What to produce:
Return, unchanged, the part of the items that opens with the line containing "tree-item[interactable]: TechTw [51, 88, 96, 102]" and closes with the line containing "expand-icon[interactable] [45, 110, 54, 119]", including both of those lines.

Data for this exercise:
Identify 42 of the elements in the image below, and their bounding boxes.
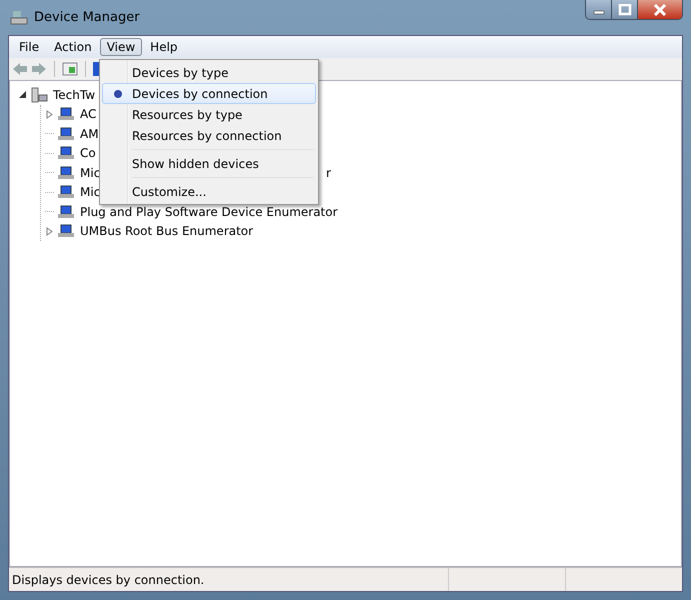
tree-item[interactable]: TechTw [51, 88, 96, 102]
close-button[interactable] [638, 0, 682, 19]
device-icon [57, 126, 75, 141]
forward-icon[interactable] [31, 62, 47, 76]
device-icon [57, 204, 75, 219]
close-icon [652, 4, 668, 16]
computer-icon [30, 86, 48, 103]
minimize-button[interactable] [586, 0, 612, 19]
maximize-icon [618, 4, 632, 16]
tree-item[interactable]: AM [78, 126, 99, 141]
menu-item[interactable]: File [12, 38, 46, 56]
tree-item[interactable]: Mic [78, 185, 100, 200]
menu-item[interactable]: Action [47, 38, 99, 56]
menu-item[interactable]: View [100, 38, 142, 56]
collapse-icon[interactable] [18, 90, 27, 100]
menu-option[interactable]: Show hidden devices [102, 153, 316, 174]
tree-item[interactable]: Plug and Play Software Device Enumerator [78, 204, 338, 219]
tree-item[interactable]: Co [78, 146, 96, 160]
device-icon [57, 146, 75, 160]
menu-option[interactable]: Resources by connection [102, 125, 316, 146]
expand-icon[interactable] [45, 226, 54, 236]
properties-icon[interactable] [62, 62, 78, 76]
back-icon[interactable] [12, 62, 28, 76]
device-icon [57, 166, 75, 180]
menu-option[interactable]: Devices by connection [102, 83, 316, 104]
menu-item[interactable]: Help [143, 38, 185, 56]
status-text: Displays devices by connection. [11, 572, 206, 586]
tree-item[interactable]: AC [78, 107, 96, 122]
menu-option[interactable]: Resources by type [102, 104, 316, 125]
device-icon [57, 224, 75, 238]
tree-item-fragment: r [326, 166, 331, 180]
expand-icon[interactable] [45, 110, 54, 119]
menu-option[interactable]: Devices by type [102, 62, 316, 83]
tree-item[interactable]: UMBus Root Bus Enumerator [78, 224, 254, 238]
device-icon [57, 107, 75, 122]
device-icon [57, 185, 75, 200]
window-title: Device Manager [34, 10, 140, 25]
maximize-button[interactable] [612, 0, 638, 19]
radio-dot-icon [114, 90, 122, 98]
device-manager-icon [10, 10, 28, 26]
tree-item[interactable]: Mic [78, 166, 100, 180]
menu-option[interactable]: Customize... [102, 181, 316, 202]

Solution to the problem:
tree-item[interactable]: TechTw [51, 88, 96, 102]
close-button[interactable] [638, 0, 682, 19]
device-icon [57, 126, 75, 141]
forward-icon[interactable] [31, 62, 47, 76]
device-icon [57, 204, 75, 219]
close-icon [652, 4, 668, 16]
computer-icon [30, 86, 48, 103]
minimize-button[interactable] [586, 0, 612, 19]
maximize-icon [618, 4, 632, 16]
tree-item[interactable]: AM [78, 126, 99, 141]
menu-item[interactable]: File [12, 38, 46, 56]
tree-item[interactable]: Mic [78, 185, 100, 200]
menu-item[interactable]: Action [47, 38, 99, 56]
menu-item[interactable]: View [100, 38, 142, 56]
collapse-icon[interactable] [18, 90, 27, 100]
menu-option[interactable]: Show hidden devices [102, 153, 316, 174]
tree-item[interactable]: Plug and Play Software Device Enumerator [78, 204, 338, 219]
tree-item[interactable]: Co [78, 146, 96, 160]
device-icon [57, 146, 75, 160]
menu-option[interactable]: Resources by connection [102, 125, 316, 146]
expand-icon[interactable] [45, 226, 54, 236]
properties-icon[interactable] [62, 62, 78, 76]
back-icon[interactable] [12, 62, 28, 76]
device-icon [57, 166, 75, 180]
menu-option[interactable]: Devices by connection [102, 83, 316, 104]
menu-item[interactable]: Help [143, 38, 185, 56]
status-text: Displays devices by connection. [11, 572, 206, 586]
tree-item[interactable]: AC [78, 107, 96, 122]
menu-option[interactable]: Resources by type [102, 104, 316, 125]
device-icon [57, 224, 75, 238]
tree-item-fragment: r [326, 166, 331, 180]
expand-icon[interactable] [45, 110, 54, 119]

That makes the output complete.